§ **What needs to be done**
Wherever the word "next" appears in a line, copy that line.

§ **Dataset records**
[BEGIN]
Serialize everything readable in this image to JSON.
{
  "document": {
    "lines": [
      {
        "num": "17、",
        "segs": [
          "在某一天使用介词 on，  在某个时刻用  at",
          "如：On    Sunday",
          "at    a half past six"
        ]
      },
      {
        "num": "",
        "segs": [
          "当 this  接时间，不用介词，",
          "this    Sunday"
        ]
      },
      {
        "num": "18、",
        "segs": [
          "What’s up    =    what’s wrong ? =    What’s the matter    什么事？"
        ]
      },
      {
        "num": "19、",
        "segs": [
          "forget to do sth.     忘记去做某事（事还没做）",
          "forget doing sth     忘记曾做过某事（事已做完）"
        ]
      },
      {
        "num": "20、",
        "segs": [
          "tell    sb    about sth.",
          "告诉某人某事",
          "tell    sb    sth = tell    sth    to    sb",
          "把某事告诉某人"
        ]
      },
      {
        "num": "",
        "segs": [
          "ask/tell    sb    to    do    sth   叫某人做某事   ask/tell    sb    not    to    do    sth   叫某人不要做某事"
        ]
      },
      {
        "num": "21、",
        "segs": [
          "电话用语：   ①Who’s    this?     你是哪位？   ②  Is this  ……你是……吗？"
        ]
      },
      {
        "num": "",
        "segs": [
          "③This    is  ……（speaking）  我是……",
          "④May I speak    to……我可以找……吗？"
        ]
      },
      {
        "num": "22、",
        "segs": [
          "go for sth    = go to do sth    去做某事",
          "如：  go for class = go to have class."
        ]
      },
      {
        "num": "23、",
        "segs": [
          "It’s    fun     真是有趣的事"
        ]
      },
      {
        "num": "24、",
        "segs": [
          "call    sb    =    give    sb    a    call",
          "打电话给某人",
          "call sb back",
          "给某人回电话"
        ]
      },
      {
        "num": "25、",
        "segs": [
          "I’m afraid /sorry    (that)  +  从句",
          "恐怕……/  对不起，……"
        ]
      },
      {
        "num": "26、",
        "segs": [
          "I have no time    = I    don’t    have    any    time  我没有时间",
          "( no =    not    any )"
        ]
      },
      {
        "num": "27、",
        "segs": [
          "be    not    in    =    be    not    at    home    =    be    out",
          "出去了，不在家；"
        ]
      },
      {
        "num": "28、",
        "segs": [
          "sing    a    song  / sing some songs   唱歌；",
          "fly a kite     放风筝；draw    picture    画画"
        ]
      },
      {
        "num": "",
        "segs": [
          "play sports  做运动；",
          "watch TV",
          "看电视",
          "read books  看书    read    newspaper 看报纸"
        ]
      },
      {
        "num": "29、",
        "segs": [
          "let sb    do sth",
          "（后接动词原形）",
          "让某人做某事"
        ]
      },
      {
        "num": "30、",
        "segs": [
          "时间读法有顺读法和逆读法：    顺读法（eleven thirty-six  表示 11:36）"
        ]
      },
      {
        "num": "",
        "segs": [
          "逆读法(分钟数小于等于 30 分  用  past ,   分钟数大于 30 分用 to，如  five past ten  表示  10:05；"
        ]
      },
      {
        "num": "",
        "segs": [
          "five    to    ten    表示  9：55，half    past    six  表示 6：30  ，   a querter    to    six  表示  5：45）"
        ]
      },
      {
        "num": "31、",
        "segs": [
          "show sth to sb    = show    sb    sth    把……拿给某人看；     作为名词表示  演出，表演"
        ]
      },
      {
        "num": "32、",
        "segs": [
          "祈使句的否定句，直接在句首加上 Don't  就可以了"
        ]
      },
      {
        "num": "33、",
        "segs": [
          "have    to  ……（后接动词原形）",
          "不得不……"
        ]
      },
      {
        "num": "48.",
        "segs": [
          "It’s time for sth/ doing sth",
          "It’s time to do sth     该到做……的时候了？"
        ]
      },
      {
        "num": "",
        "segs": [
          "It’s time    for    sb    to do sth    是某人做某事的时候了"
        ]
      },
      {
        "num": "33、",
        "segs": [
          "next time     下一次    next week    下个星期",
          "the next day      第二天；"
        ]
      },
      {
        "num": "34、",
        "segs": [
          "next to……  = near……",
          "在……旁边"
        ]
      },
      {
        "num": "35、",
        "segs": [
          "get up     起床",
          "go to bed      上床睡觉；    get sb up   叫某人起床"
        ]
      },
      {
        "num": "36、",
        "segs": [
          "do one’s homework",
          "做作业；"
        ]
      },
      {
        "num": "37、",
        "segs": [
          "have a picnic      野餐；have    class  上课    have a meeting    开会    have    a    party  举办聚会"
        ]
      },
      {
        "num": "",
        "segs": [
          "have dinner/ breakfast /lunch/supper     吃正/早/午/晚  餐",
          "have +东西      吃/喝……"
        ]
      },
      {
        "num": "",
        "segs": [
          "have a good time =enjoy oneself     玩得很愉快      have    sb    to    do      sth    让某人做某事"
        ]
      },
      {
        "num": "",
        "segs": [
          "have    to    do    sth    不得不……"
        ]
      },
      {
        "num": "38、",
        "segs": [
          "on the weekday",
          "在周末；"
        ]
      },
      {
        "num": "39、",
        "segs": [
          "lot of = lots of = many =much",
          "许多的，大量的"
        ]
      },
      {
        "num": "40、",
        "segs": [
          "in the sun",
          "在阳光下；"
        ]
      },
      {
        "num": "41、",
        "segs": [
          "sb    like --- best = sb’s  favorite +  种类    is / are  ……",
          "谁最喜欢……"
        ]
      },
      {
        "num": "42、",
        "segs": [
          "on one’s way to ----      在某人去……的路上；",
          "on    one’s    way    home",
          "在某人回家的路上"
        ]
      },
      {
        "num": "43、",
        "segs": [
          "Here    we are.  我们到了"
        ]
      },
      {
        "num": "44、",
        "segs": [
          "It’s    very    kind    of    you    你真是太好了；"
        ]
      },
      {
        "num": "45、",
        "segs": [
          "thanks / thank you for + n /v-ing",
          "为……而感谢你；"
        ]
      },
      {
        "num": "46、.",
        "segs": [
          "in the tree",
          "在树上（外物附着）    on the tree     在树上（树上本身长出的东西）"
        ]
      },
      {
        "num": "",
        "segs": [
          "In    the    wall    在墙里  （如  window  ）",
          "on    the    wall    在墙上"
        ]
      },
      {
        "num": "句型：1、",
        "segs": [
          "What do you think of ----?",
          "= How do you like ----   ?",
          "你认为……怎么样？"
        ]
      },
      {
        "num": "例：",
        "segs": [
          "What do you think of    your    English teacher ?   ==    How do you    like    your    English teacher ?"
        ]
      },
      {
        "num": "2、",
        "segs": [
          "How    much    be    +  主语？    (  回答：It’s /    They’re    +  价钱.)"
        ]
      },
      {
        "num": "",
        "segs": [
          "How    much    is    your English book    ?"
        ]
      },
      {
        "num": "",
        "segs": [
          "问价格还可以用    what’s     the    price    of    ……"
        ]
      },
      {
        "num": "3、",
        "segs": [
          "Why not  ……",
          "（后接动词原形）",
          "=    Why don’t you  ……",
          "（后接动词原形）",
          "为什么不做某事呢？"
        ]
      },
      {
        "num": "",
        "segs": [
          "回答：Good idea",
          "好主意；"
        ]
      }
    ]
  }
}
[END]
§ **Response to this exercise**
          "next time     下一次    next week    下个星期",
          "the next day      第二天；"
          "next to……  = near……",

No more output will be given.